Given data:

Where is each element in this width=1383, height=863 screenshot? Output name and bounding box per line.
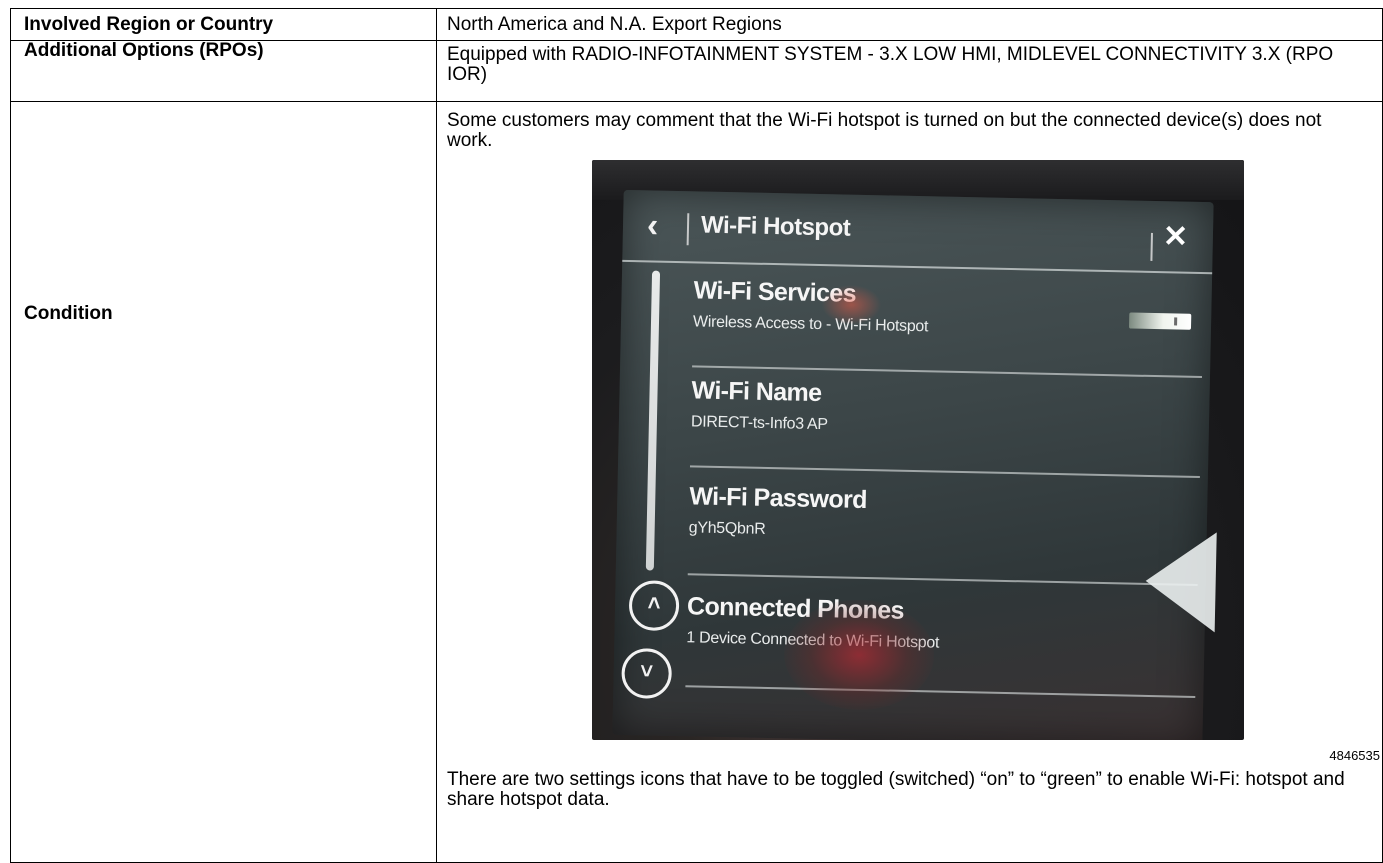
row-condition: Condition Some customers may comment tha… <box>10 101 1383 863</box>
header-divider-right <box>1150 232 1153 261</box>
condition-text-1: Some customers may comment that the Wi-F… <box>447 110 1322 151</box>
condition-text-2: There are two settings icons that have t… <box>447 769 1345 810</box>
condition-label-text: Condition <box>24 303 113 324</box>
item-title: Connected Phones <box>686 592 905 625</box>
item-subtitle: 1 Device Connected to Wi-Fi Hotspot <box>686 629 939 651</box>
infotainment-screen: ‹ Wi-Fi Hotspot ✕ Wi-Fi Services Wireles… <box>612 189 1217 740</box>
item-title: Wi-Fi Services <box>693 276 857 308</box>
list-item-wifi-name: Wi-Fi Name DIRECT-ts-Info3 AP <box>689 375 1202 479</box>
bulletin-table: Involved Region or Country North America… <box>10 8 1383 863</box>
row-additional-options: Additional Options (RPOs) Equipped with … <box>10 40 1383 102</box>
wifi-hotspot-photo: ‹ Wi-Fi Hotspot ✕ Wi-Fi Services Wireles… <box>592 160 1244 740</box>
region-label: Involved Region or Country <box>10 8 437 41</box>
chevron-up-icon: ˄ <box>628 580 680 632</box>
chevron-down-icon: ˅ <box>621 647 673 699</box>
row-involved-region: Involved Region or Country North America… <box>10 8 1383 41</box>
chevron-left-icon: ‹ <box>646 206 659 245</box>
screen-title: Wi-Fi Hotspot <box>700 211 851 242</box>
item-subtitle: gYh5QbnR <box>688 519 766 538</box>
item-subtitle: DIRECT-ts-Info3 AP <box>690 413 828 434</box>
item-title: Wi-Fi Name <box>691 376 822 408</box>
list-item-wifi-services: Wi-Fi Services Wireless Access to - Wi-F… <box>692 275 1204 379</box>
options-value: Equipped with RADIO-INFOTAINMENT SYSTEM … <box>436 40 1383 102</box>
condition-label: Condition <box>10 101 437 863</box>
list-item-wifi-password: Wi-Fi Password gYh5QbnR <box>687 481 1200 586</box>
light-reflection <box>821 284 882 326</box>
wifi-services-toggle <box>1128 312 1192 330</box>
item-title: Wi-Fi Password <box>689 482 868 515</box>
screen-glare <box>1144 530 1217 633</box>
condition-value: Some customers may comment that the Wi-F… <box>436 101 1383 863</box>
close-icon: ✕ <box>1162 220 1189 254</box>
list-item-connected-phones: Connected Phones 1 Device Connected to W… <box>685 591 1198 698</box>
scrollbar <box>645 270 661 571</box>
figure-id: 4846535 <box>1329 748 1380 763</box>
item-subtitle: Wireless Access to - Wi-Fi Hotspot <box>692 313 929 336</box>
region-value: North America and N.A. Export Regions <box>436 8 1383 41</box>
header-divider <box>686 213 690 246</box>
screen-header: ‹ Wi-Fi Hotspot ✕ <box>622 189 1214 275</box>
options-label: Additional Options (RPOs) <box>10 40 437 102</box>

Task objective:
Copy all of the records above word for word, leaving out the pictures.

Exercise response:
Where is each element in this width=1383, height=863 screenshot? Output name and bounding box per line.
row-condition: Condition Some customers may comment tha… <box>10 101 1383 863</box>
header-divider-right <box>1150 232 1153 261</box>
condition-text-1: Some customers may comment that the Wi-F… <box>447 110 1322 151</box>
condition-text-2: There are two settings icons that have t… <box>447 769 1345 810</box>
condition-label-text: Condition <box>24 303 113 324</box>
item-title: Connected Phones <box>686 592 905 625</box>
item-subtitle: 1 Device Connected to Wi-Fi Hotspot <box>686 629 939 651</box>
infotainment-screen: ‹ Wi-Fi Hotspot ✕ Wi-Fi Services Wireles… <box>612 189 1217 740</box>
item-title: Wi-Fi Services <box>693 276 857 308</box>
list-item-wifi-name: Wi-Fi Name DIRECT-ts-Info3 AP <box>689 375 1202 479</box>
bulletin-table: Involved Region or Country North America… <box>10 8 1383 863</box>
row-additional-options: Additional Options (RPOs) Equipped with … <box>10 40 1383 102</box>
wifi-hotspot-photo: ‹ Wi-Fi Hotspot ✕ Wi-Fi Services Wireles… <box>592 160 1244 740</box>
region-label: Involved Region or Country <box>10 8 437 41</box>
chevron-up-icon: ˄ <box>628 580 680 632</box>
chevron-down-icon: ˅ <box>621 647 673 699</box>
row-involved-region: Involved Region or Country North America… <box>10 8 1383 41</box>
chevron-left-icon: ‹ <box>646 206 659 245</box>
screen-title: Wi-Fi Hotspot <box>700 211 851 242</box>
item-subtitle: gYh5QbnR <box>688 519 766 538</box>
item-subtitle: DIRECT-ts-Info3 AP <box>690 413 828 434</box>
item-title: Wi-Fi Name <box>691 376 822 408</box>
list-item-wifi-services: Wi-Fi Services Wireless Access to - Wi-F… <box>692 275 1204 379</box>
options-value: Equipped with RADIO-INFOTAINMENT SYSTEM … <box>436 40 1383 102</box>
condition-label: Condition <box>10 101 437 863</box>
list-item-wifi-password: Wi-Fi Password gYh5QbnR <box>687 481 1200 586</box>
light-reflection <box>821 284 882 326</box>
wifi-services-toggle <box>1128 312 1192 330</box>
item-title: Wi-Fi Password <box>689 482 868 515</box>
screen-glare <box>1144 530 1217 633</box>
condition-value: Some customers may comment that the Wi-F… <box>436 101 1383 863</box>
close-icon: ✕ <box>1162 220 1189 254</box>
list-item-connected-phones: Connected Phones 1 Device Connected to W… <box>685 591 1198 698</box>
scrollbar <box>645 270 661 571</box>
figure-id: 4846535 <box>1329 748 1380 763</box>
item-subtitle: Wireless Access to - Wi-Fi Hotspot <box>692 313 929 336</box>
region-value: North America and N.A. Export Regions <box>436 8 1383 41</box>
header-divider <box>686 213 690 246</box>
screen-header: ‹ Wi-Fi Hotspot ✕ <box>622 189 1214 275</box>
options-label: Additional Options (RPOs) <box>10 40 437 102</box>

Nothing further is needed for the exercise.